Part of a data file:
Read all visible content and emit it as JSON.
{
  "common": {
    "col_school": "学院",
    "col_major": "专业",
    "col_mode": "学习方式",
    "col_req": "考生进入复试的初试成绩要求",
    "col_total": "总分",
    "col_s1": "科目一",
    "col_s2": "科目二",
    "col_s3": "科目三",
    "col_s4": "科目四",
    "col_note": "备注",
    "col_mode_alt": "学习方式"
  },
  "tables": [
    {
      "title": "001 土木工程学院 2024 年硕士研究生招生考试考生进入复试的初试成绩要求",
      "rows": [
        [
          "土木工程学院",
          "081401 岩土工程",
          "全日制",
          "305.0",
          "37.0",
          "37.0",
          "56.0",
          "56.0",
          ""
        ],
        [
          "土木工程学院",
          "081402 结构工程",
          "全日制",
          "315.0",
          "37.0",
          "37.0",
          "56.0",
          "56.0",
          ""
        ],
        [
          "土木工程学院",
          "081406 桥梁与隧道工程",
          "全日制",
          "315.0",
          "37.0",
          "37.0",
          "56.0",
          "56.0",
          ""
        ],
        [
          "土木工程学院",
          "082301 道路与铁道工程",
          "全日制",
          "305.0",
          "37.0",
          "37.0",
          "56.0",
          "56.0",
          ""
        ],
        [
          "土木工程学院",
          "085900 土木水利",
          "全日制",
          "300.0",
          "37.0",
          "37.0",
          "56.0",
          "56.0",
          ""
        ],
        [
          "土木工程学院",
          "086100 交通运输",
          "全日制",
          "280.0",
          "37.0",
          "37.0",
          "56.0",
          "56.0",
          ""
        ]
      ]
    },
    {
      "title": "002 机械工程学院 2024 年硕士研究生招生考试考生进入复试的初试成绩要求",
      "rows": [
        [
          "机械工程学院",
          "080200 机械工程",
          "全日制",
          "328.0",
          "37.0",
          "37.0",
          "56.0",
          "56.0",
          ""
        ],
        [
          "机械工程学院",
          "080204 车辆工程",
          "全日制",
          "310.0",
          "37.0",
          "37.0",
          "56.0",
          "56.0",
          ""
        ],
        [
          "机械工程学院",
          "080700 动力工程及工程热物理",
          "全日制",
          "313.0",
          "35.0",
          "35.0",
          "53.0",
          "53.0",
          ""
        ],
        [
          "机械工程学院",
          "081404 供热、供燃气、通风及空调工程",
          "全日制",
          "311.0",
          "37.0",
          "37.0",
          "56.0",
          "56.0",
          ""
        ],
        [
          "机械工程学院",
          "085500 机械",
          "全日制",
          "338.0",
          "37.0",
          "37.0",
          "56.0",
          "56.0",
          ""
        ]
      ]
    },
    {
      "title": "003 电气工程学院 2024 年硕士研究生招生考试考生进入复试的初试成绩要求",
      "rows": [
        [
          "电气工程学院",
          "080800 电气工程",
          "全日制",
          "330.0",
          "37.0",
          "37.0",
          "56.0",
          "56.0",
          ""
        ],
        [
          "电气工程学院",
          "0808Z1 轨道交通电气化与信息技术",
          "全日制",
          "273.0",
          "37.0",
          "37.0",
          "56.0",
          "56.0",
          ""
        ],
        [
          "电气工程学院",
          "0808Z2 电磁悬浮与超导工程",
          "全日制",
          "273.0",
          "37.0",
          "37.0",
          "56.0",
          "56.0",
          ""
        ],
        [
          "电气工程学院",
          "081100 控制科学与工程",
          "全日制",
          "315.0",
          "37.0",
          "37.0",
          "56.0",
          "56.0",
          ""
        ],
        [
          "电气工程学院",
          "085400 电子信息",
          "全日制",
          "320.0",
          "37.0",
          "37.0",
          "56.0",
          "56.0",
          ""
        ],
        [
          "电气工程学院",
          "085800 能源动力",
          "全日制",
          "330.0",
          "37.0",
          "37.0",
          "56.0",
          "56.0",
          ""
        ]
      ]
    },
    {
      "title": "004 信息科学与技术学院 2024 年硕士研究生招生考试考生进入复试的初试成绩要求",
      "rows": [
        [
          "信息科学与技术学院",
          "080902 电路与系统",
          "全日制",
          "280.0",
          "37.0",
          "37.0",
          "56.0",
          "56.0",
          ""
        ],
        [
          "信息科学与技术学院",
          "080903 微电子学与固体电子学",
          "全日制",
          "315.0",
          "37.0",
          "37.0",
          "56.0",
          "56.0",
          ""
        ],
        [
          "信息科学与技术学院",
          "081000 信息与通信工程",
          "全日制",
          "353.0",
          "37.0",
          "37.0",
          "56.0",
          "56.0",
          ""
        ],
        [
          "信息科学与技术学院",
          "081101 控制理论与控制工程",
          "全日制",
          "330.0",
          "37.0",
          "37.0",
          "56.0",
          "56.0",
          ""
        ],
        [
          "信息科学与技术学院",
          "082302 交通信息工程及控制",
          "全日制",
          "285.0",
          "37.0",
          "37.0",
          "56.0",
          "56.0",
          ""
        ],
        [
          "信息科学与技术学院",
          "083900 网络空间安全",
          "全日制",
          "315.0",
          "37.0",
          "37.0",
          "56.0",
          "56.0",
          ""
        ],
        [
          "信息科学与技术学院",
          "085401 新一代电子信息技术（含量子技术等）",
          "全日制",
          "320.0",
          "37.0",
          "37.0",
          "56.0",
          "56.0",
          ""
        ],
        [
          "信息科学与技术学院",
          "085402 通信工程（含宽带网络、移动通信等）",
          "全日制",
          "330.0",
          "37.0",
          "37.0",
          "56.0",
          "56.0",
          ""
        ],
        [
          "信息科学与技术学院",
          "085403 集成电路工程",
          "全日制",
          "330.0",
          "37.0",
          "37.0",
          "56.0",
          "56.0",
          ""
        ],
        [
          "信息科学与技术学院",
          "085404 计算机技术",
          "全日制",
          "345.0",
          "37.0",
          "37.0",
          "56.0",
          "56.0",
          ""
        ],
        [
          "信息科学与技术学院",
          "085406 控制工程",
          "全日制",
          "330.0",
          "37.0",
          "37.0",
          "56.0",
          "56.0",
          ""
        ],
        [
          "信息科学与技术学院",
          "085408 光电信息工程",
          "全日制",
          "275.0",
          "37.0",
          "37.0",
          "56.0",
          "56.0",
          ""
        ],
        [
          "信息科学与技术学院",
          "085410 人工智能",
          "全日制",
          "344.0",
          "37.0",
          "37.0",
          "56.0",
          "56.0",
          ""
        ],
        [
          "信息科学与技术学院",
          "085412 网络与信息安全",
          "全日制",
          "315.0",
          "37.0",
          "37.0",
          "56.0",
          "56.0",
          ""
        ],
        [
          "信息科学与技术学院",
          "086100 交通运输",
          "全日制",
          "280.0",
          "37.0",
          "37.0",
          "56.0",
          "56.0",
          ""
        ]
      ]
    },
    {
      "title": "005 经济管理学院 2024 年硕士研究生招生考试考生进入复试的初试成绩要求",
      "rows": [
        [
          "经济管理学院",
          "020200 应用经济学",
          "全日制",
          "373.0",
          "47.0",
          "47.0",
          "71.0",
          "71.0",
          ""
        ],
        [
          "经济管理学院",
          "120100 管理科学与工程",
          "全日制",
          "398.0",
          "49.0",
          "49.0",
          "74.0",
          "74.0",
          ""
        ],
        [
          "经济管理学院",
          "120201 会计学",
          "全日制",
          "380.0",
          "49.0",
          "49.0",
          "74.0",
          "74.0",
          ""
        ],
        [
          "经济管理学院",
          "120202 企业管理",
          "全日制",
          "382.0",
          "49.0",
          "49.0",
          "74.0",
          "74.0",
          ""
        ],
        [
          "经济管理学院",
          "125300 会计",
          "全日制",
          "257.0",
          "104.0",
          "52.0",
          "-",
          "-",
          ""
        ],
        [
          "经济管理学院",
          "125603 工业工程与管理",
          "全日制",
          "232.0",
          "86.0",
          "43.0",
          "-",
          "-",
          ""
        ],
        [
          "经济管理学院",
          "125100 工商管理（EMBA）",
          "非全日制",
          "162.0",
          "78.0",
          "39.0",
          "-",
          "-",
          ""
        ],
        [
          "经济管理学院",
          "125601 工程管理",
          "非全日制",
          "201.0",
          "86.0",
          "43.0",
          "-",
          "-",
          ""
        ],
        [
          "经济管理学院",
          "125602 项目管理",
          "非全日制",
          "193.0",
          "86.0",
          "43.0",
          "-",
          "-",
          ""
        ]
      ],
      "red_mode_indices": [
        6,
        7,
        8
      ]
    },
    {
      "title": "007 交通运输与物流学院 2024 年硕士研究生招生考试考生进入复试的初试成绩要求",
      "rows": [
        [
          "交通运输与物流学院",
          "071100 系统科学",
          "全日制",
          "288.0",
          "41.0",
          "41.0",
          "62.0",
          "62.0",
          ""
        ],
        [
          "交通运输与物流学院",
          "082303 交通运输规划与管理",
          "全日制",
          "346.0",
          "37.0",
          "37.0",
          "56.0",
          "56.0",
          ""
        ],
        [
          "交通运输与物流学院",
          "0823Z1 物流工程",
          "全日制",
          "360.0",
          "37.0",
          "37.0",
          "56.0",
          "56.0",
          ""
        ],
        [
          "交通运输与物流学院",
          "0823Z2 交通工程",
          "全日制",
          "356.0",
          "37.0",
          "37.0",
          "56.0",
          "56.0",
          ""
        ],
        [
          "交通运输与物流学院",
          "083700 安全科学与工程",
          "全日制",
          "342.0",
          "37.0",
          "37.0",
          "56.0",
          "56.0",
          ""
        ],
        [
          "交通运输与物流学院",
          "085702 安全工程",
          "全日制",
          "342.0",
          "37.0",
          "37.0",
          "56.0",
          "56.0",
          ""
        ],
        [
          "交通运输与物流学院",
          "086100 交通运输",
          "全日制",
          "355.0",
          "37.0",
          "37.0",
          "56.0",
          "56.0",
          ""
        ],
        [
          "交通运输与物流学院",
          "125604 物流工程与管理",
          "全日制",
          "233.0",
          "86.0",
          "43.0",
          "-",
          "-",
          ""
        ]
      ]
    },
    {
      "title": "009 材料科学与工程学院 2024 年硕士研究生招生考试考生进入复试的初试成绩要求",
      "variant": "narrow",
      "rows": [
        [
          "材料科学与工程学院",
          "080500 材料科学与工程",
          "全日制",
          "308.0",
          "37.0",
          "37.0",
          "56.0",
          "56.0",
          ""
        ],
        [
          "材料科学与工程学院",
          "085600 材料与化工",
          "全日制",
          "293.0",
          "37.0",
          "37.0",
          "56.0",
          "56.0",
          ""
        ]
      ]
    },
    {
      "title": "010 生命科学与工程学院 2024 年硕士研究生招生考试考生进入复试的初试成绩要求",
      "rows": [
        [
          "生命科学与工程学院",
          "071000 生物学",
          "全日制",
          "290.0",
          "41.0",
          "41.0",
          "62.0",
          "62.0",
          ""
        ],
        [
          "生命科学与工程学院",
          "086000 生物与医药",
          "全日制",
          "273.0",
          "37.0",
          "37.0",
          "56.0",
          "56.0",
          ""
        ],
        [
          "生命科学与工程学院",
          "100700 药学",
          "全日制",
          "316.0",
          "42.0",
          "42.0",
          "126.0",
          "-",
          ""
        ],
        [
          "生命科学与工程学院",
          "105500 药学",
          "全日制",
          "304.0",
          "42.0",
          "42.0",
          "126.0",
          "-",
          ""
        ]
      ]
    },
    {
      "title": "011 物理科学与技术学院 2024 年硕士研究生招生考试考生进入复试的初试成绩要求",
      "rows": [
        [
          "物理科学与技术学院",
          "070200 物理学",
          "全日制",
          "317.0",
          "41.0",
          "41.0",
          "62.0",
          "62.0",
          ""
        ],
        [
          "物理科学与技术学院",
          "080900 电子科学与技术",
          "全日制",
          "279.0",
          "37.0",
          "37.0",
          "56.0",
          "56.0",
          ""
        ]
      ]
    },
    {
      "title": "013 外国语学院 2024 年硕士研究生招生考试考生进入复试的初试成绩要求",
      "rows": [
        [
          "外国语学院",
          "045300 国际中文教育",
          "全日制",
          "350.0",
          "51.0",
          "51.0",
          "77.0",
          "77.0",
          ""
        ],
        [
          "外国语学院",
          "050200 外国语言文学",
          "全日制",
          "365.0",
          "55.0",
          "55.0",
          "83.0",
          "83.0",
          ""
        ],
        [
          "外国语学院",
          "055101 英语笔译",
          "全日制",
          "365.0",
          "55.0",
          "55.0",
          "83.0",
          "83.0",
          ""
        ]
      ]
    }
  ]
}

**Prompt:** Give every line of the material that includes the string "title".

**Written answer:**
      "title": "001 土木工程学院 2024 年硕士研究生招生考试考生进入复试的初试成绩要求",
      "title": "002 机械工程学院 2024 年硕士研究生招生考试考生进入复试的初试成绩要求",
      "title": "003 电气工程学院 2024 年硕士研究生招生考试考生进入复试的初试成绩要求",
      "title": "004 信息科学与技术学院 2024 年硕士研究生招生考试考生进入复试的初试成绩要求",
      "title": "005 经济管理学院 2024 年硕士研究生招生考试考生进入复试的初试成绩要求",
      "title": "007 交通运输与物流学院 2024 年硕士研究生招生考试考生进入复试的初试成绩要求",
      "title": "009 材料科学与工程学院 2024 年硕士研究生招生考试考生进入复试的初试成绩要求",
      "title": "010 生命科学与工程学院 2024 年硕士研究生招生考试考生进入复试的初试成绩要求",
      "title": "011 物理科学与技术学院 2024 年硕士研究生招生考试考生进入复试的初试成绩要求",
      "title": "013 外国语学院 2024 年硕士研究生招生考试考生进入复试的初试成绩要求",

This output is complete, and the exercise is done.